**Document excerpt**
Here's a magazine called Hydrate. It's 180 pages about water.
(Laughter)
Right. Articles about water, ads about water. Imagine what the world was like 40 years ago when it was just the Saturday Evening Post and Time and Newsweek. Now there are magazines about water. New products from Coke Japan -- water salad.
(Laughter)
OK. Coke Japan comes out with a new product every three weeks. Because they have no idea what's going to work and what's not. I couldn't have written this better myself. It came out four days ago -- I circled the important parts so you can see them here. They've came out ... Arby's is going to spend 85 million dollars promoting an oven mitt with the voice of Tom Arnold, hoping that that will get people to go to Arby's and buy a roast beef sandwich.
(Laughter)
Now, I had tried to imagine what could possibly be in an animated TV commercial featuring Tom Arnold, that would get you to get in your car, drive across town and buy a roast beef sandwich.
(Laughter)
Now, this is Copernicus, and he was right, when he was talking to anyone who needs to hear your idea. The world revolves around me. Me, me, me, me, me. My favorite person -- me. I don't want to get email from anybody, I want to get "memail."
(Laughter)
So consumers, and I don't just mean people who buy stuff at the Safeway, I mean people at the Defense Department who might buy something, or people at, you know, the New Yorker who might print your article. Consumers don't care about you at all, they just don't care. Part of the reason is -- they've got way more choices than they used to, and way less time. And in a world where we have too many choices and too little time, the obvious thing to do is just ignore stuff. And my parable here is you're driving down the road and you see a cow, and you keep driving because you've seen cows before. Cows are invisible. Cows are boring. Who's going to stop and pull over and say -- oh, look, a cow. Nobody.
(Laughter)
But if the cow was purple -- isn't that a great special effect? I could do that again if you want it. If the cow was purple, you'd notice it for a while. I mean, if all cows were purple you'd get bored with those, too. The thing that's going to decide what gets talked about, what gets done, what gets changed, what gets purchased, what gets built, is -- is it remarkable? And remarkable's a really cool word because we think it just means neat, but it also means -- worth making a remark about. And that is the essence of where idea diffusion is going. That two of the hottest cars in the United States is a 55,000 dollar giant car, big enough to hold a mini in its trunk. People are paying full price for both, and the only thing they have in common is that they don't have anything in common.
(Laughter)
Every week the number one best selling DVD in America changes. It's never "The Godfather," it's never "Citizen Kane," It's always some third rate movie with some second rate star. But the reason it's number one is because that's the week it came out. Because it's new, because it's fresh. Because people saw it and said -- I didn't know that was there -- and they noticed it. Two of the big success stories of the last 20 years in retail -- one sells things that are super-expensive in a blue box, and one sells things that are as cheap as they can make them. The only thing they have in common is that they're different.

**Tasks for this exercise**
• A. List every magazine named in the marketing talk.
• B. Extend the marketing talk by a few sentences, picking up right after its last sentence.
The items that come after the marketing talk are unrelated to it.

**Data shown**
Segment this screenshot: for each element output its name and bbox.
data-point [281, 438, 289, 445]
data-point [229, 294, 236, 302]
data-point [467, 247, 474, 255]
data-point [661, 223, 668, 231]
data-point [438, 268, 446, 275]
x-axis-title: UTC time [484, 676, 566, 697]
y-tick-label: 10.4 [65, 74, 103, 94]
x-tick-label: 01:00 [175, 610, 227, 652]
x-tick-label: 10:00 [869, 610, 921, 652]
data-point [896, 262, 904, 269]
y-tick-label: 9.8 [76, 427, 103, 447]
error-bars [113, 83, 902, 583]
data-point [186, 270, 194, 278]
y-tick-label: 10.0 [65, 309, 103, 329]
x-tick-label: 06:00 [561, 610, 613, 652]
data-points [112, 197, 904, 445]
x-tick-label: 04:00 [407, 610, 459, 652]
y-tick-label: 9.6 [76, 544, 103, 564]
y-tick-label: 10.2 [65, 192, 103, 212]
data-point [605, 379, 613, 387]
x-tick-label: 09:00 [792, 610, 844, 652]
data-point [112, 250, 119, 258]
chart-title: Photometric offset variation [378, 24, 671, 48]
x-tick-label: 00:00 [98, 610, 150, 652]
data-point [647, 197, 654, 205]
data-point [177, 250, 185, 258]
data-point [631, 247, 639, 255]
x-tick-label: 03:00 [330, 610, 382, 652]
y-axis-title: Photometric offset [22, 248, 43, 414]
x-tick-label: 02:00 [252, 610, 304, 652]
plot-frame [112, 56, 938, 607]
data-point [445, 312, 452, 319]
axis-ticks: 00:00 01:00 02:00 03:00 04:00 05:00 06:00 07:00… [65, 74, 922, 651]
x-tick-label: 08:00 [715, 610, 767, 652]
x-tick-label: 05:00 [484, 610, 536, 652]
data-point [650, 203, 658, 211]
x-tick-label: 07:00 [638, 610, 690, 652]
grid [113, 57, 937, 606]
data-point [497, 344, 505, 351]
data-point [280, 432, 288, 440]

**Results by task**
• A. Hydrate, the Saturday Evening Post, Time, Newsweek, the New Yorker

• B.
We're now in the fashion business, no matter what we do for a living, we're in the fashion business. And the thing is, people in the fashion business know what it's like to be in the fashion business, because they're used to it. The rest of us have to figure out how to think that way. How to understand that it's not about interrupting people with big full-page ads, or insisting on meetings with people. But it's a totally different sort of process that determines which ideas spread, and which ones don't. This chair -- they sold a billion dollars' worth of Aeron chairs by reinventing what it meant to sell a chair. They turned a chair from something the purchasing department bought, to something that was a status symbol about where you sat at work. This guy, Lionel Poilane, the most famous baker in the world -- he died two and a half months ago, and he was a hero of mine and a dear friend. He lived in Paris. Last year he sold 10 million dollars worth of French bread. Every loaf baked in a bakery he owned, by one baker at a time, in a wood-fired oven. And when Lionel started his bakery the French pooh-pooh-ed it. They didn't want to buy his bread. It didn't look like "French bread." It wasn't what they expected. It was neat, it was remarkable, and slowly it spread from one person to another person until finally, it became the official bread of three-star restaurants in Paris. Now he's in London, and he ships by FedEx all around the world.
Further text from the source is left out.